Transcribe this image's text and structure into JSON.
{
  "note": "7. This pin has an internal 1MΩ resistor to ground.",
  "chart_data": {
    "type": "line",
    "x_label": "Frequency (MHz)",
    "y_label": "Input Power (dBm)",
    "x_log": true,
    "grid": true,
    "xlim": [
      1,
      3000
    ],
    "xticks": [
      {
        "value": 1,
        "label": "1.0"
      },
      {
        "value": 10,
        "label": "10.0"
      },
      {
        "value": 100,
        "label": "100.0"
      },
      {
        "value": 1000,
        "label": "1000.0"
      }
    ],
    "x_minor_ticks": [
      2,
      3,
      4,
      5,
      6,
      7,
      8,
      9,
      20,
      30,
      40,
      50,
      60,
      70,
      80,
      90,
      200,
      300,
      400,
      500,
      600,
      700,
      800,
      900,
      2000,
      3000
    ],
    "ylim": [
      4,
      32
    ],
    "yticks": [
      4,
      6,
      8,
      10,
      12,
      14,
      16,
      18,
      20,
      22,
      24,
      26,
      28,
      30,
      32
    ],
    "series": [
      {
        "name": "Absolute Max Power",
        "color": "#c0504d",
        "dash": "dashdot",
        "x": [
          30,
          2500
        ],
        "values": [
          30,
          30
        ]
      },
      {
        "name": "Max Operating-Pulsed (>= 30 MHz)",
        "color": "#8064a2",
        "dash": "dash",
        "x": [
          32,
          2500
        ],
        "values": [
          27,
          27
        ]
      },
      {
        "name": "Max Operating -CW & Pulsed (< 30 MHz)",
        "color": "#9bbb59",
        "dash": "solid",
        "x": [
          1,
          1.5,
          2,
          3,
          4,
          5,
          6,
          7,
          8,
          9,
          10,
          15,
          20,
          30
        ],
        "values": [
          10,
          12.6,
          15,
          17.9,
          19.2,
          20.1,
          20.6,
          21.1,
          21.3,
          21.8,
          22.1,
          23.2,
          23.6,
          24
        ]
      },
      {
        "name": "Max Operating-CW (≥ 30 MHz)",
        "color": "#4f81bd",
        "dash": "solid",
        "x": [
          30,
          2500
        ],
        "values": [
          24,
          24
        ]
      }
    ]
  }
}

-=-=-=-=-

### What the exercise asks
Identify the lines in the entries that hold "name" and return each one.

### Task result
        "name": "Absolute Max Power",
        "name": "Max Operating-Pulsed (>= 30 MHz)",
        "name": "Max Operating -CW & Pulsed (< 30 MHz)",
        "name": "Max Operating-CW (≥ 30 MHz)",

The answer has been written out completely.